Items from a data source
____________

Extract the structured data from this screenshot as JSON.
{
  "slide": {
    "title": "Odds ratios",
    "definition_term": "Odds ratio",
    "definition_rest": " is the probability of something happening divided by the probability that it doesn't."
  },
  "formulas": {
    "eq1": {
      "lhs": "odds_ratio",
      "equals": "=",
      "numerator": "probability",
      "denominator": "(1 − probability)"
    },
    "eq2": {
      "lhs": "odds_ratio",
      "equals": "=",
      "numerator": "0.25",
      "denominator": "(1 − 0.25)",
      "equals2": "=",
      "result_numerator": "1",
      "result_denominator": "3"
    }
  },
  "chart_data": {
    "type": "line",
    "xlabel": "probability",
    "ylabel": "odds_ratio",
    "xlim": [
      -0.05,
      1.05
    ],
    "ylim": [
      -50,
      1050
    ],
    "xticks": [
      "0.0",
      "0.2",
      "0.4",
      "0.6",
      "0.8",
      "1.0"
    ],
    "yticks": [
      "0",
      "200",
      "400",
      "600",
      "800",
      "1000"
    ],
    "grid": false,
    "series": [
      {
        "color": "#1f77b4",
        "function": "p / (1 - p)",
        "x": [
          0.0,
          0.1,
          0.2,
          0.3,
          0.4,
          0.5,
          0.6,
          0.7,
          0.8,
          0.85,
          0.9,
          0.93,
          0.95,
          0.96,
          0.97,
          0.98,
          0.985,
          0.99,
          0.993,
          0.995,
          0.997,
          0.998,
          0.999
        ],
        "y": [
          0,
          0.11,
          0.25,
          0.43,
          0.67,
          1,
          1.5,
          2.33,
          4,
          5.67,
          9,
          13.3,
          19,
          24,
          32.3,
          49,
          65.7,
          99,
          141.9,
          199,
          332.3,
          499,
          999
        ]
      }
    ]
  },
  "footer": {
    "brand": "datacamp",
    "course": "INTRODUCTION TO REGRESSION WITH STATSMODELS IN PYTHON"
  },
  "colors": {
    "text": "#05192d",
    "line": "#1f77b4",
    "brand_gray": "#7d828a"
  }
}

____________

Go through the listing and copy all of it exactly.

- Result below
Extract the structured data from this screenshot as JSON.
{
  "slide": {
    "title": "Odds ratios",
    "definition_term": "Odds ratio",
    "definition_rest": " is the probability of something happening divided by the probability that it doesn't."
  },
  "formulas": {
    "eq1": {
      "lhs": "odds_ratio",
      "equals": "=",
      "numerator": "probability",
      "denominator": "(1 − probability)"
    },
    "eq2": {
      "lhs": "odds_ratio",
      "equals": "=",
      "numerator": "0.25",
      "denominator": "(1 − 0.25)",
      "equals2": "=",
      "result_numerator": "1",
      "result_denominator": "3"
    }
  },
  "chart_data": {
    "type": "line",
    "xlabel": "probability",
    "ylabel": "odds_ratio",
    "xlim": [
      -0.05,
      1.05
    ],
    "ylim": [
      -50,
      1050
    ],
    "xticks": [
      "0.0",
      "0.2",
      "0.4",
      "0.6",
      "0.8",
      "1.0"
    ],
    "yticks": [
      "0",
      "200",
      "400",
      "600",
      "800",
      "1000"
    ],
    "grid": false,
    "series": [
      {
        "color": "#1f77b4",
        "function": "p / (1 - p)",
        "x": [
          0.0,
          0.1,
          0.2,
          0.3,
          0.4,
          0.5,
          0.6,
          0.7,
          0.8,
          0.85,
          0.9,
          0.93,
          0.95,
          0.96,
          0.97,
          0.98,
          0.985,
          0.99,
          0.993,
          0.995,
          0.997,
          0.998,
          0.999
        ],
        "y": [
          0,
          0.11,
          0.25,
          0.43,
          0.67,
          1,
          1.5,
          2.33,
          4,
          5.67,
          9,
          13.3,
          19,
          24,
          32.3,
          49,
          65.7,
          99,
          141.9,
          199,
          332.3,
          499,
          999
        ]
      }
    ]
  },
  "footer": {
    "brand": "datacamp",
    "course": "INTRODUCTION TO REGRESSION WITH STATSMODELS IN PYTHON"
  },
  "colors": {
    "text": "#05192d",
    "line": "#1f77b4",
    "brand_gray": "#7d828a"
  }
}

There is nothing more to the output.